EXERCISE DESCRIPTION: Make an exact copy of each entry, leaving out every picture.

──────── RECORDS PROVIDED

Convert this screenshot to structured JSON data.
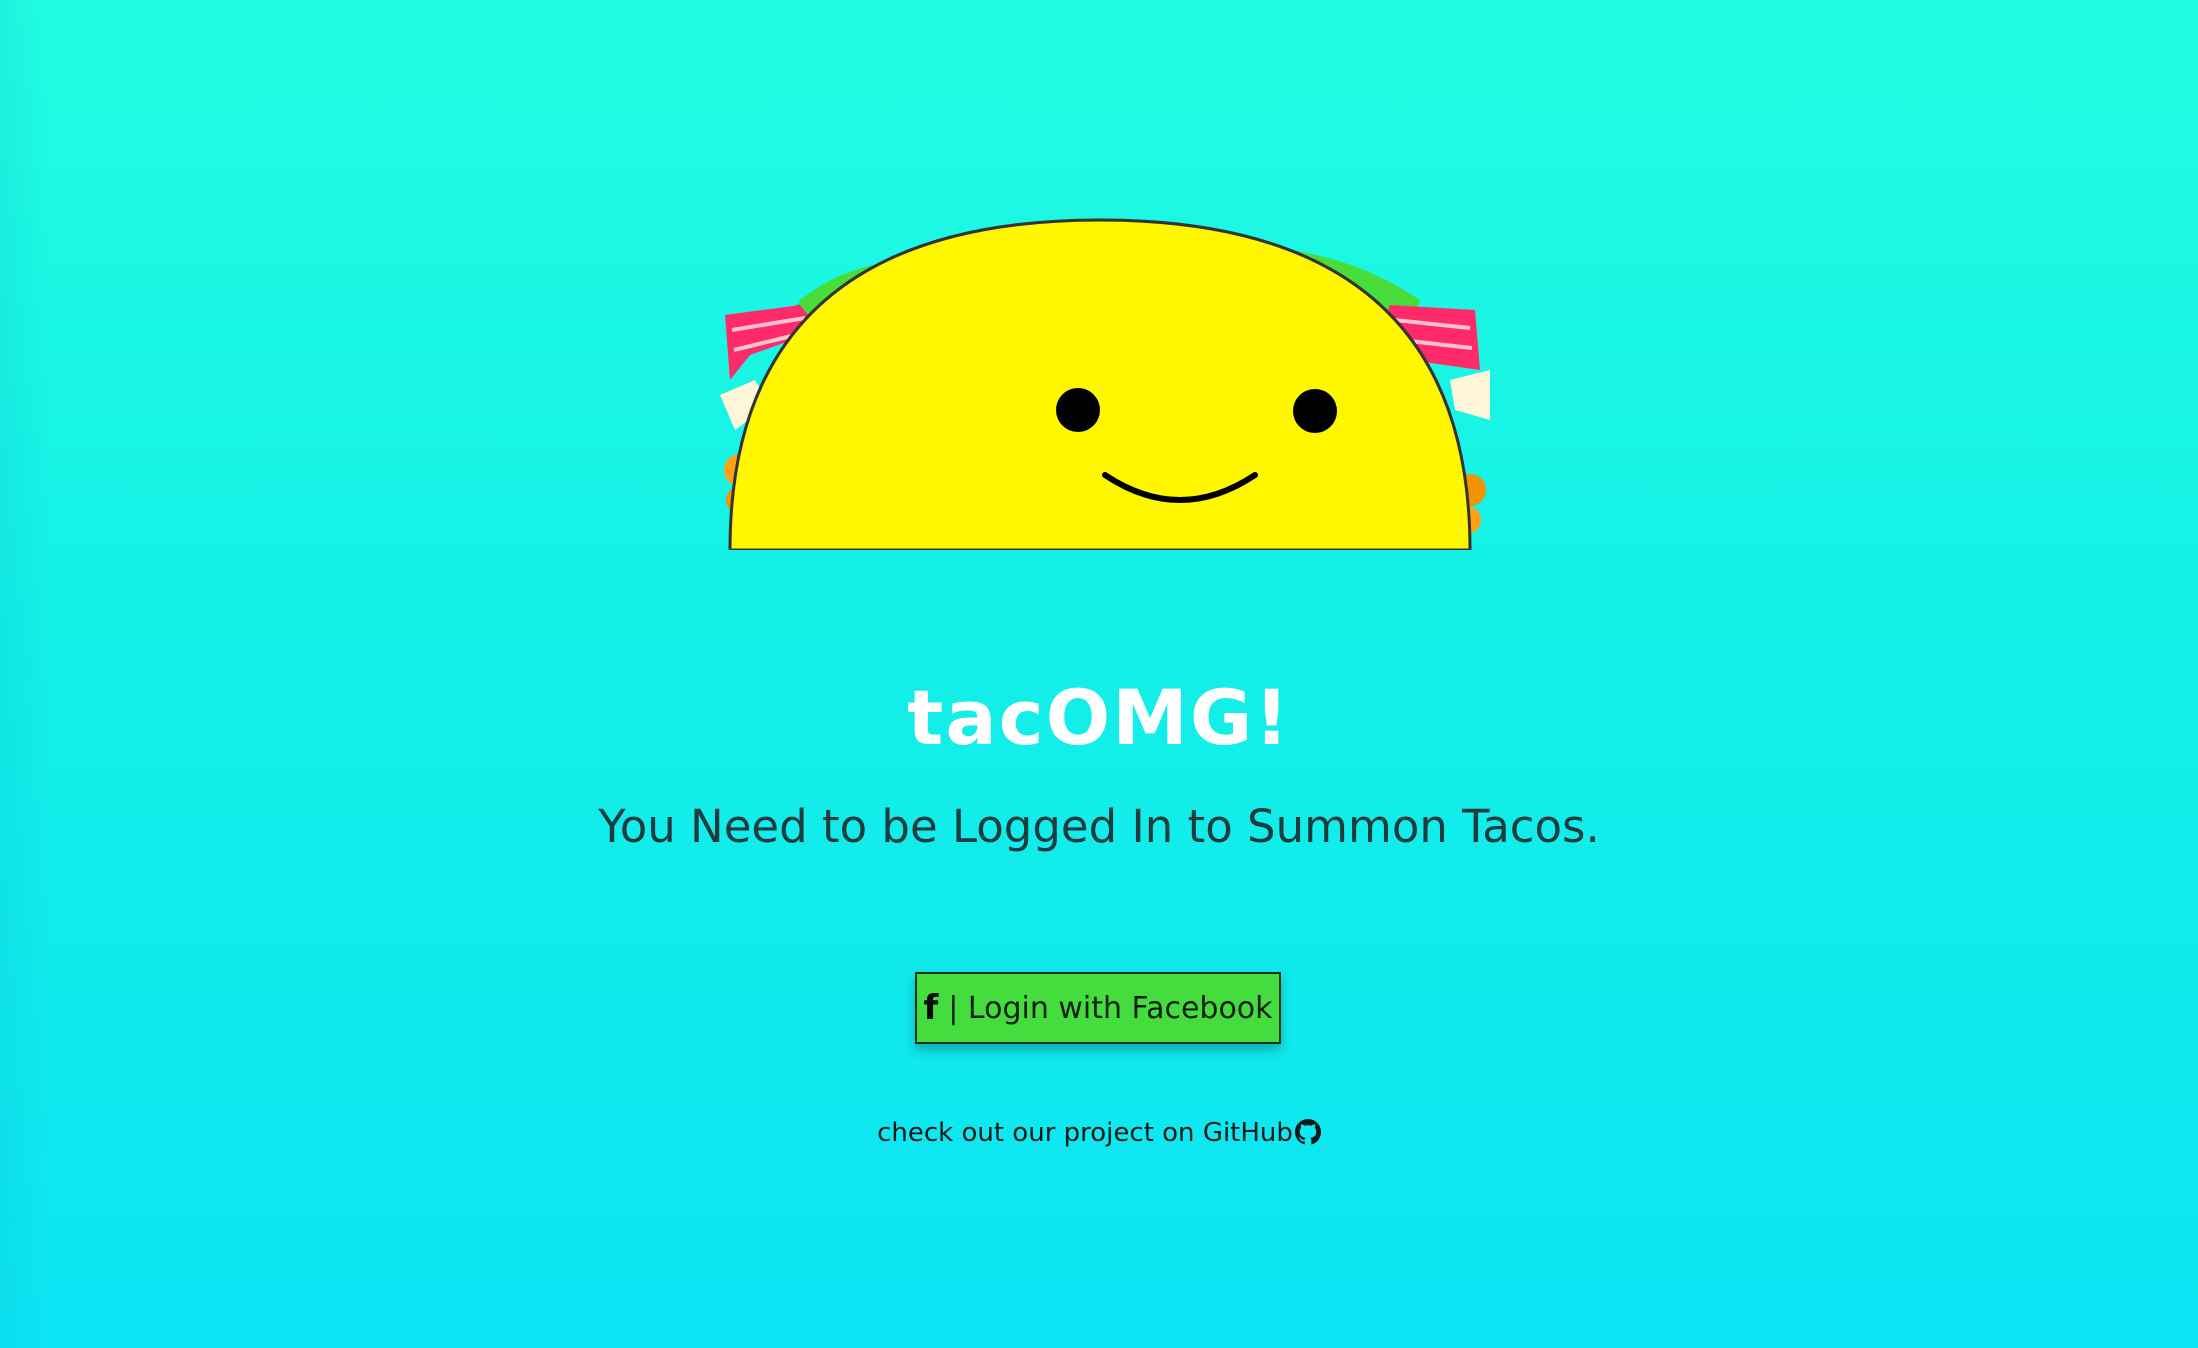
{
  "app": {
    "title": "tacOMG!",
    "subtitle": "You Need to be Logged In to Summon Tacos."
  },
  "login": {
    "icon": "facebook-icon",
    "label": "| Login with Facebook"
  },
  "footer": {
    "text": "check out our project on ",
    "link_text": "GitHub",
    "icon": "github-icon"
  },
  "colors": {
    "background_top": "#22fde2",
    "background_bottom": "#0ce4f4",
    "button_green": "#45dc3e",
    "taco_yellow": "#fff200",
    "title_white": "#ffffff"
  }
}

────────────────

SOLUTION TO THIS PROBLEM:
Convert this screenshot to structured JSON data.
{
  "app": {
    "title": "tacOMG!",
    "subtitle": "You Need to be Logged In to Summon Tacos."
  },
  "login": {
    "icon": "facebook-icon",
    "label": "| Login with Facebook"
  },
  "footer": {
    "text": "check out our project on ",
    "link_text": "GitHub",
    "icon": "github-icon"
  },
  "colors": {
    "background_top": "#22fde2",
    "background_bottom": "#0ce4f4",
    "button_green": "#45dc3e",
    "taco_yellow": "#fff200",
    "title_white": "#ffffff"
  }
}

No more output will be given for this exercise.